◆ **Task to complete**
Gather every line that includes the word "JSON", please.

◆ **Task data**
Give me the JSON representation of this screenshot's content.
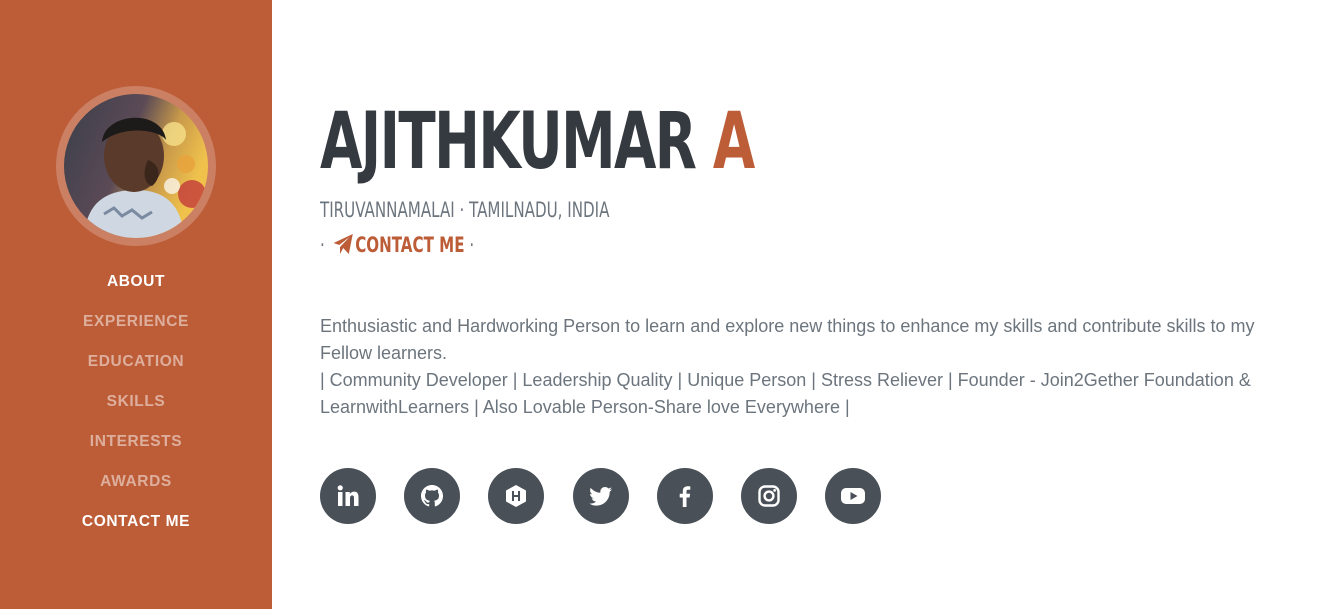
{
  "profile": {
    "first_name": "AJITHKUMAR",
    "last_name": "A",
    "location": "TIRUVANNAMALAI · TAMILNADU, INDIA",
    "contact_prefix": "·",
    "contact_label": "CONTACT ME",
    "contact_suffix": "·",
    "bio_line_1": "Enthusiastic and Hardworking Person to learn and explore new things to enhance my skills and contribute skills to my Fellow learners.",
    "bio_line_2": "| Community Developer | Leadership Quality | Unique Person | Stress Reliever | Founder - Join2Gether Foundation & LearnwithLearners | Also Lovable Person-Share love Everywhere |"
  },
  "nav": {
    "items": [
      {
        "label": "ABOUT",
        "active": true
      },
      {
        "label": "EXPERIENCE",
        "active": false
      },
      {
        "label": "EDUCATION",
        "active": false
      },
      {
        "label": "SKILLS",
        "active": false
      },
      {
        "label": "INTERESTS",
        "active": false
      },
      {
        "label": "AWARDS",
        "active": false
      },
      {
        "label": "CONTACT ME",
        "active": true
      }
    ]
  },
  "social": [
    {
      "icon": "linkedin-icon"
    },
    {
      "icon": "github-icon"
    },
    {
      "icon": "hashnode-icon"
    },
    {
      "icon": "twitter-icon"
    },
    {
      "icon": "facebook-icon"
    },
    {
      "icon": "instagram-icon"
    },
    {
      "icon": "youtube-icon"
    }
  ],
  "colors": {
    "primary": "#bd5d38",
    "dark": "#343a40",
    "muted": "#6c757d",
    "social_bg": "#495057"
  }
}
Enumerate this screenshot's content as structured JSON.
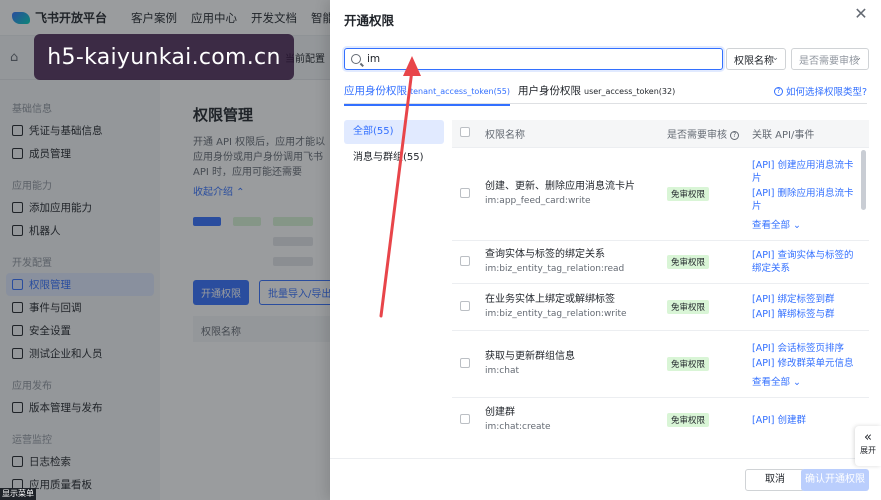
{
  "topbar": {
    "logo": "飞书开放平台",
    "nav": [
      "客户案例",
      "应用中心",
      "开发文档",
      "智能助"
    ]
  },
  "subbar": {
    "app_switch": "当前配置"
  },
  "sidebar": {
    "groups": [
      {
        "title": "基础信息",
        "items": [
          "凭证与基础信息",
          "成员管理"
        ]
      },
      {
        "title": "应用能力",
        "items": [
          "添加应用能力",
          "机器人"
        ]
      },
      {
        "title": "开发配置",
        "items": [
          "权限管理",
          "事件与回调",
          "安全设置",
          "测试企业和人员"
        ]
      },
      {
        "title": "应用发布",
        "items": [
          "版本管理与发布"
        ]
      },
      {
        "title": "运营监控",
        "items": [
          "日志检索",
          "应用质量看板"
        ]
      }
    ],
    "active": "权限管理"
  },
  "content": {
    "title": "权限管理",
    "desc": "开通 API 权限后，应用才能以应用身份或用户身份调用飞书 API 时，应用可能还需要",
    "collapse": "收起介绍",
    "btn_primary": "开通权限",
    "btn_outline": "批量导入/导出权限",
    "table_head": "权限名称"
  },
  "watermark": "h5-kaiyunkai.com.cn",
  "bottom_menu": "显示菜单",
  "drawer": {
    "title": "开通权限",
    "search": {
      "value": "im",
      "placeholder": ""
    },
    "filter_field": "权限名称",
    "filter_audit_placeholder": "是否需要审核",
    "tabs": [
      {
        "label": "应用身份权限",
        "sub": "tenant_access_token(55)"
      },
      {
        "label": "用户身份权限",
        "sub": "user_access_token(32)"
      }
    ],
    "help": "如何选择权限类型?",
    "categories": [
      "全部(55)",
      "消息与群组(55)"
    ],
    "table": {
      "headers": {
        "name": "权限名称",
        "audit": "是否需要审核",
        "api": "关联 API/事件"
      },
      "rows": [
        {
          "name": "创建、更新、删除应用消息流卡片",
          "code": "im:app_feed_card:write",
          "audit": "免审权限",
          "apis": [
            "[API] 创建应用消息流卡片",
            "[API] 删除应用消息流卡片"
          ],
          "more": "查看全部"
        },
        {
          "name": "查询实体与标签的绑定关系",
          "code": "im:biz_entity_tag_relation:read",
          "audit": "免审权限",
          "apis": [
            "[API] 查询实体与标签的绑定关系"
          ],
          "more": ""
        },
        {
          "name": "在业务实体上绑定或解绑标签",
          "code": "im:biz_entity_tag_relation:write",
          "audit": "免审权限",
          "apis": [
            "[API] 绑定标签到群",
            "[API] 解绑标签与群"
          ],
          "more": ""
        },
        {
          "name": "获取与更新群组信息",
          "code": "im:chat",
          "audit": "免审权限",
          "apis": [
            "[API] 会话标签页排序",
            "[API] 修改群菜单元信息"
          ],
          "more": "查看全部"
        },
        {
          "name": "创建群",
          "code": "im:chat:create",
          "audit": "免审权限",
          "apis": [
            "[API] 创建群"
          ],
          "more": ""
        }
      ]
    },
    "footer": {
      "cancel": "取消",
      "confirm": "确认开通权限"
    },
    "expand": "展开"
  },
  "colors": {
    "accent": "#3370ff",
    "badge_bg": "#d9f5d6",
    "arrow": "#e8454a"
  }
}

◆ **Exercise solution**
Give me the JSON representation of this screenshot's content.
Enumerate this screenshot's content as structured JSON.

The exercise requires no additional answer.